(Excerpts from a figure dataset)
____
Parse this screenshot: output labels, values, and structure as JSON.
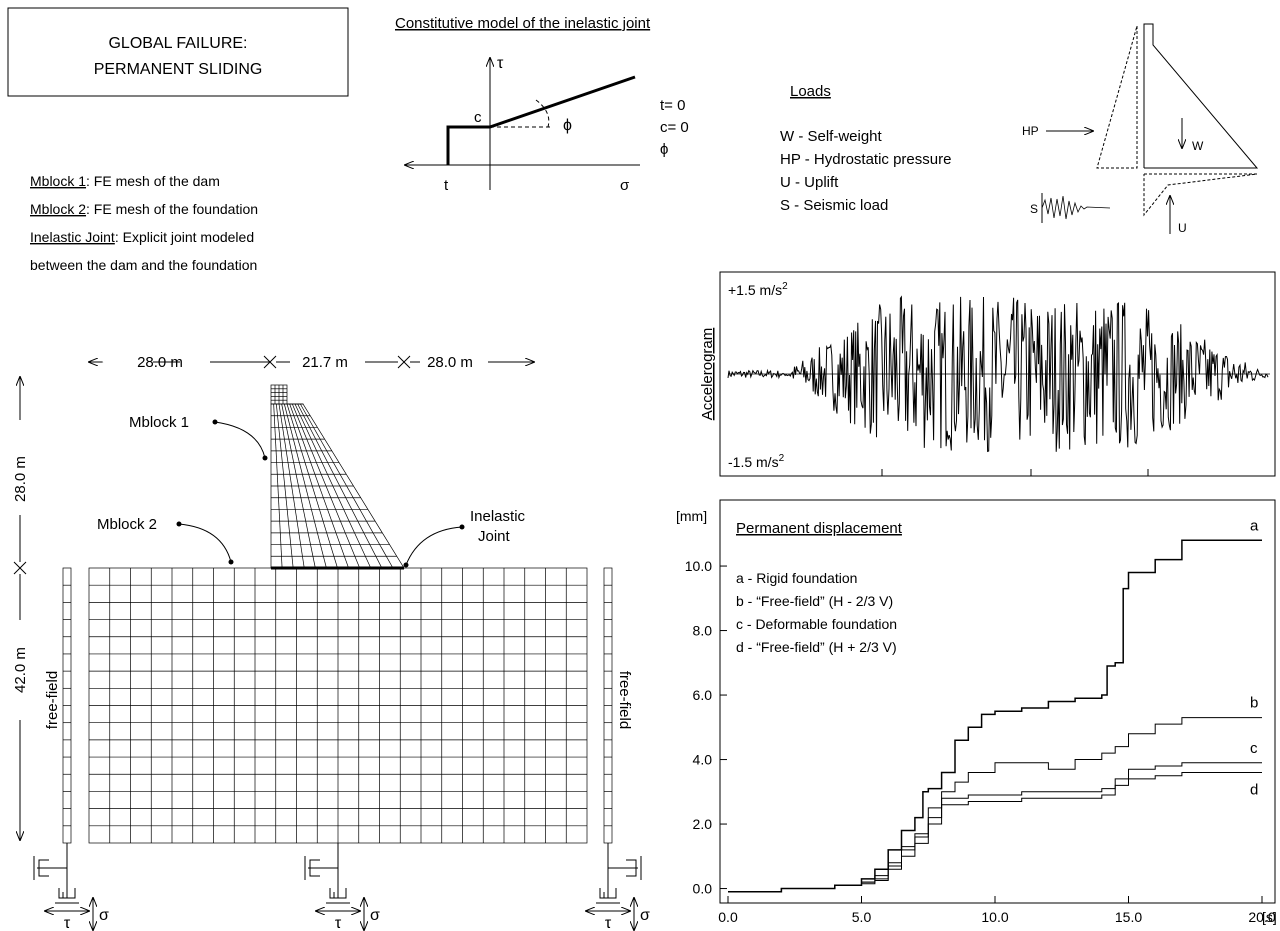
{
  "title_box": {
    "line1": "GLOBAL FAILURE:",
    "line2": "PERMANENT SLIDING"
  },
  "constitutive": {
    "title": "Constitutive model of the inelastic joint",
    "tau": "τ",
    "sigma": "σ",
    "c": "c",
    "t": "t",
    "phi": "ϕ",
    "note1": "t= 0",
    "note2": "c= 0",
    "note3": "ϕ"
  },
  "blocks": {
    "m1_label": "Mblock 1",
    "m1_text": ": FE mesh of the dam",
    "m2_label": "Mblock 2",
    "m2_text": ": FE mesh of the foundation",
    "ij_label": "Inelastic Joint",
    "ij_text": ": Explicit joint modeled",
    "ij_text2": "between the dam and the foundation"
  },
  "loads": {
    "title": "Loads",
    "items": [
      "W - Self-weight",
      "HP - Hydrostatic pressure",
      "U - Uplift",
      "S - Seismic load"
    ],
    "hp": "HP",
    "w": "W",
    "u": "U",
    "s": "S"
  },
  "mesh": {
    "dim_left": "28.0 m",
    "dim_mid": "21.7 m",
    "dim_right": "28.0 m",
    "dim_height_dam": "28.0 m",
    "dim_height_found": "42.0 m",
    "mblock1": "Mblock 1",
    "mblock2": "Mblock 2",
    "joint1": "Inelastic",
    "joint2": "Joint",
    "ff_left": "free-field",
    "ff_right": "free-field",
    "tau": "τ",
    "sigma": "σ"
  },
  "accelerogram": {
    "ylabel": "Accelerogram",
    "top": "+1.5 m/s",
    "bottom": "-1.5 m/s",
    "sup": "2"
  },
  "chart_data": {
    "type": "line",
    "title": "Permanent displacement",
    "ylabel": "[mm]",
    "xunit": "[s]",
    "xlim": [
      0,
      20
    ],
    "ylim": [
      -0.2,
      11.8
    ],
    "xticks": [
      "0.0",
      "5.0",
      "10.0",
      "15.0",
      "20.0"
    ],
    "yticks": [
      "0.0",
      "2.0",
      "4.0",
      "6.0",
      "8.0",
      "10.0"
    ],
    "legend": [
      "a - Rigid foundation",
      "b - “Free-field” (H - 2/3 V)",
      "c - Deformable foundation",
      "d - “Free-field” (H + 2/3 V)"
    ],
    "series": [
      {
        "name": "a",
        "x": [
          0,
          2,
          4,
          5,
          5.5,
          6,
          6.5,
          7,
          7.3,
          7.5,
          8,
          8.5,
          9,
          9.5,
          10,
          11,
          12,
          13,
          14,
          14.2,
          14.5,
          14.8,
          15,
          16,
          17,
          18,
          20
        ],
        "y": [
          -0.1,
          0,
          0.1,
          0.3,
          0.6,
          1.2,
          1.8,
          2.2,
          3.0,
          3.1,
          3.6,
          4.6,
          5.0,
          5.4,
          5.5,
          5.6,
          5.8,
          5.9,
          6.0,
          6.9,
          7.0,
          9.3,
          9.8,
          10.2,
          10.8,
          10.8,
          10.8
        ]
      },
      {
        "name": "b",
        "x": [
          0,
          2,
          4,
          5,
          5.5,
          6,
          6.5,
          7,
          7.5,
          8,
          8.5,
          9,
          10,
          11,
          12,
          13,
          14,
          14.5,
          15,
          16,
          17,
          18,
          20
        ],
        "y": [
          -0.1,
          0,
          0.1,
          0.2,
          0.4,
          0.8,
          1.3,
          1.7,
          2.5,
          3.0,
          3.3,
          3.6,
          3.9,
          3.9,
          3.7,
          4.0,
          4.2,
          4.4,
          4.8,
          5.1,
          5.3,
          5.3,
          5.3
        ]
      },
      {
        "name": "c",
        "x": [
          0,
          2,
          4,
          5,
          5.5,
          6,
          6.5,
          7,
          7.5,
          8,
          9,
          10,
          11,
          12,
          13,
          14,
          14.5,
          15,
          16,
          17,
          18,
          20
        ],
        "y": [
          -0.1,
          0,
          0.1,
          0.2,
          0.3,
          0.7,
          1.2,
          1.6,
          2.2,
          2.8,
          2.9,
          2.9,
          3.0,
          3.0,
          3.0,
          3.1,
          3.4,
          3.7,
          3.8,
          3.9,
          3.9,
          3.9
        ]
      },
      {
        "name": "d",
        "x": [
          0,
          2,
          4,
          5,
          5.5,
          6,
          6.5,
          7,
          7.5,
          8,
          9,
          10,
          11,
          12,
          13,
          14,
          14.5,
          15,
          16,
          17,
          18,
          20
        ],
        "y": [
          -0.1,
          0,
          0.1,
          0.15,
          0.25,
          0.6,
          1.0,
          1.4,
          2.0,
          2.6,
          2.7,
          2.7,
          2.8,
          2.8,
          2.8,
          2.9,
          3.2,
          3.4,
          3.5,
          3.6,
          3.6,
          3.6
        ]
      }
    ]
  }
}
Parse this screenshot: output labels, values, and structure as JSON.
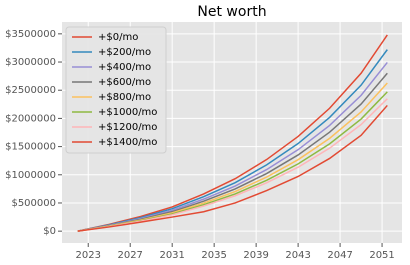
{
  "chart_data": {
    "type": "line",
    "title": "Net worth",
    "x": [
      2022,
      2025,
      2028,
      2031,
      2034,
      2037,
      2040,
      2043,
      2046,
      2049,
      2051.5
    ],
    "series": [
      {
        "name": "+$0/mo",
        "color": "#E24A33",
        "values": [
          0,
          120000,
          260000,
          430000,
          660000,
          930000,
          1270000,
          1680000,
          2180000,
          2800000,
          3480000
        ]
      },
      {
        "name": "+$200/mo",
        "color": "#348ABD",
        "values": [
          0,
          111000,
          240000,
          398000,
          611000,
          860000,
          1175000,
          1554000,
          2017000,
          2590000,
          3220000
        ]
      },
      {
        "name": "+$400/mo",
        "color": "#988ED5",
        "values": [
          0,
          103000,
          224000,
          370000,
          568000,
          800000,
          1092000,
          1445000,
          1875000,
          2408000,
          2993000
        ]
      },
      {
        "name": "+$600/mo",
        "color": "#777777",
        "values": [
          0,
          97000,
          209000,
          346000,
          531000,
          749000,
          1022000,
          1352000,
          1755000,
          2254000,
          2801000
        ]
      },
      {
        "name": "+$800/mo",
        "color": "#FBC15E",
        "values": [
          0,
          91000,
          196000,
          325000,
          498000,
          702000,
          959000,
          1268000,
          1646000,
          2114000,
          2627000
        ]
      },
      {
        "name": "+$1000/mo",
        "color": "#8EBA42",
        "values": [
          0,
          85000,
          185000,
          305000,
          469000,
          660000,
          902000,
          1193000,
          1548000,
          1988000,
          2471000
        ]
      },
      {
        "name": "+$1200/mo",
        "color": "#FFB5B8",
        "values": [
          0,
          81000,
          176000,
          290000,
          446000,
          628000,
          857000,
          1134000,
          1472000,
          1890000,
          2349000
        ]
      },
      {
        "name": "+$1400/mo",
        "color": "#E24A33",
        "values": [
          0,
          75000,
          160000,
          250000,
          345000,
          500000,
          720000,
          970000,
          1290000,
          1700000,
          2230000
        ]
      }
    ],
    "xlim": [
      2020.5,
      2052.9
    ],
    "xticks": [
      2023,
      2027,
      2031,
      2035,
      2039,
      2043,
      2047,
      2051
    ],
    "ylim": [
      -210000,
      3710000
    ],
    "yticks": [
      {
        "value": 0,
        "label": "$0"
      },
      {
        "value": 500000,
        "label": "$500000"
      },
      {
        "value": 1000000,
        "label": "$1000000"
      },
      {
        "value": 1500000,
        "label": "$1500000"
      },
      {
        "value": 2000000,
        "label": "$2000000"
      },
      {
        "value": 2500000,
        "label": "$2500000"
      },
      {
        "value": 3000000,
        "label": "$3000000"
      },
      {
        "value": 3500000,
        "label": "$3500000"
      }
    ],
    "grid": true,
    "legend": "upper left"
  }
}
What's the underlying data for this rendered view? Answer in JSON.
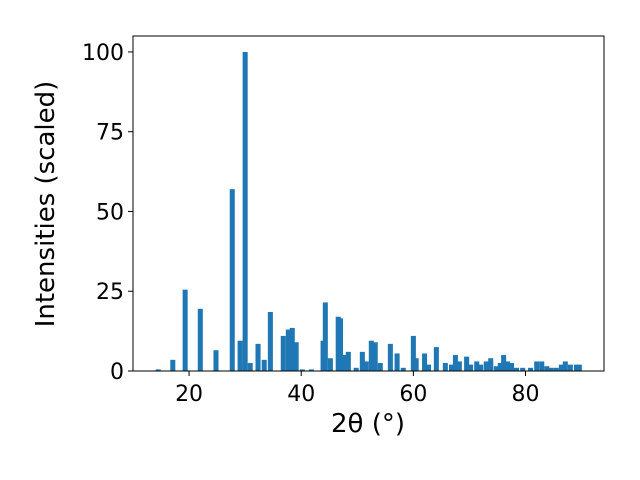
{
  "chart_data": {
    "type": "bar",
    "xlabel": "2θ (°)",
    "ylabel": "Intensities (scaled)",
    "color": "#1f77b4",
    "x": [
      14.5,
      17.1,
      19.3,
      22,
      24.8,
      27.7,
      29.1,
      30,
      30.9,
      32.3,
      33.4,
      34.5,
      36.8,
      37.7,
      38.4,
      39.1,
      40.2,
      41.8,
      43.9,
      44.3,
      45.2,
      46.6,
      47,
      47.7,
      48.4,
      49.8,
      50.9,
      51.6,
      52.5,
      53.2,
      54.1,
      55.9,
      57.1,
      58.2,
      60,
      60.5,
      62,
      62.7,
      64.1,
      65.7,
      66.8,
      67.5,
      68.2,
      69.5,
      70.2,
      71.3,
      72,
      73,
      73.8,
      74.8,
      75.5,
      76.1,
      76.8,
      77.5,
      78.4,
      79.5,
      80.9,
      82,
      82.9,
      83.8,
      84.6,
      85.5,
      86.4,
      87.1,
      88,
      89.1,
      89.6
    ],
    "values": [
      0.5,
      3.5,
      25.5,
      19.5,
      6.5,
      57,
      9.5,
      100,
      2.5,
      8.5,
      3.5,
      18.5,
      11,
      13,
      13.5,
      9,
      0.5,
      0.5,
      9.5,
      21.5,
      4,
      17,
      16.5,
      5,
      6,
      1,
      6,
      3,
      9.5,
      9,
      2.5,
      8.5,
      5.5,
      1,
      11,
      4,
      5.5,
      2,
      7.5,
      2.5,
      2,
      5,
      3,
      4.5,
      2,
      3,
      2,
      3,
      4,
      1.5,
      2.5,
      5,
      3,
      2.5,
      1,
      1,
      1,
      3,
      3,
      1.5,
      1,
      1,
      2,
      3,
      2,
      2,
      2
    ],
    "xlim": [
      10,
      94
    ],
    "ylim": [
      0,
      105
    ],
    "xticks": [
      20,
      40,
      60,
      80
    ],
    "yticks": [
      0,
      25,
      50,
      75,
      100
    ]
  }
}
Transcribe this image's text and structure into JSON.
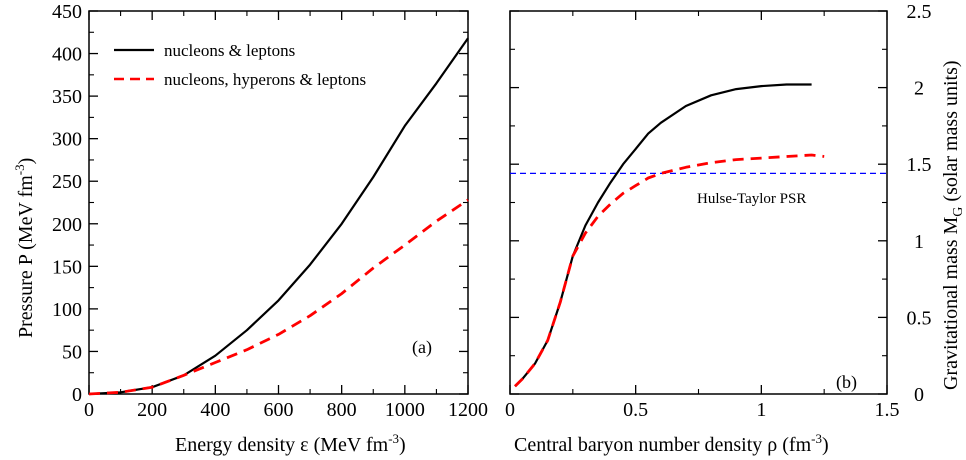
{
  "chart_data": [
    {
      "panel": "a",
      "type": "line",
      "panel_label": "(a)",
      "xlabel": "Energy density ε (MeV fm",
      "xlabel_sup": "-3",
      "xlabel_end": ")",
      "ylabel": "Pressure P (MeV fm",
      "ylabel_sup": "-3",
      "ylabel_end": ")",
      "xlim": [
        0,
        1200
      ],
      "ylim": [
        0,
        450
      ],
      "xticks": [
        0,
        200,
        400,
        600,
        800,
        1000,
        1200
      ],
      "yticks": [
        0,
        50,
        100,
        150,
        200,
        250,
        300,
        350,
        400,
        450
      ],
      "legend_position": "top-left",
      "series": [
        {
          "name": "nucleons & leptons",
          "color": "#000000",
          "dash": "solid",
          "x": [
            0,
            100,
            200,
            300,
            400,
            500,
            600,
            700,
            800,
            900,
            1000,
            1100,
            1200
          ],
          "y": [
            0,
            2,
            8,
            22,
            45,
            75,
            110,
            152,
            200,
            255,
            315,
            365,
            418
          ]
        },
        {
          "name": "nucleons, hyperons & leptons",
          "color": "#ff0000",
          "dash": "dashed",
          "x": [
            0,
            100,
            200,
            300,
            400,
            500,
            600,
            700,
            800,
            900,
            1000,
            1100,
            1200
          ],
          "y": [
            0,
            2,
            8,
            22,
            37,
            52,
            70,
            92,
            118,
            148,
            175,
            203,
            228
          ]
        }
      ]
    },
    {
      "panel": "b",
      "type": "line",
      "panel_label": "(b)",
      "xlabel": "Central baryon number density ρ (fm",
      "xlabel_sup": "-3",
      "xlabel_end": ")",
      "ylabel": "Gravitational mass M",
      "ylabel_sub": "G",
      "ylabel_end": " (solar mass units)",
      "xlim": [
        0,
        1.5
      ],
      "ylim": [
        0,
        2.5
      ],
      "xticks": [
        0,
        0.5,
        1,
        1.5
      ],
      "xtick_labels": [
        "0",
        "0.5",
        "1",
        "1.5"
      ],
      "yticks": [
        0,
        0.5,
        1,
        1.5,
        2,
        2.5
      ],
      "ytick_labels": [
        "0",
        "0.5",
        "1",
        "1.5",
        "2",
        "2.5"
      ],
      "y_axis_side": "right",
      "reference_line": {
        "label": "Hulse-Taylor PSR",
        "y": 1.44,
        "color": "#0000ff",
        "dash": "dashed"
      },
      "series": [
        {
          "name": "nucleons & leptons",
          "color": "#000000",
          "dash": "solid",
          "x": [
            0.02,
            0.05,
            0.1,
            0.15,
            0.2,
            0.25,
            0.3,
            0.35,
            0.4,
            0.45,
            0.5,
            0.55,
            0.6,
            0.7,
            0.8,
            0.9,
            1.0,
            1.1,
            1.2
          ],
          "y": [
            0.05,
            0.1,
            0.2,
            0.35,
            0.6,
            0.9,
            1.1,
            1.25,
            1.38,
            1.5,
            1.6,
            1.7,
            1.77,
            1.88,
            1.95,
            1.99,
            2.01,
            2.02,
            2.02
          ]
        },
        {
          "name": "nucleons, hyperons & leptons",
          "color": "#ff0000",
          "dash": "dashed",
          "x": [
            0.02,
            0.05,
            0.1,
            0.15,
            0.2,
            0.25,
            0.3,
            0.35,
            0.4,
            0.45,
            0.5,
            0.55,
            0.6,
            0.7,
            0.8,
            0.9,
            1.0,
            1.1,
            1.2,
            1.25
          ],
          "y": [
            0.05,
            0.1,
            0.2,
            0.35,
            0.6,
            0.9,
            1.05,
            1.16,
            1.24,
            1.31,
            1.36,
            1.41,
            1.44,
            1.48,
            1.51,
            1.53,
            1.54,
            1.55,
            1.56,
            1.55
          ]
        }
      ]
    }
  ]
}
____
» **SET PROBLEM**: Reply with nothing except the number of lines in the listing above that include the string "foundation".

» **OUTPUT FOR THIS TASK**: 4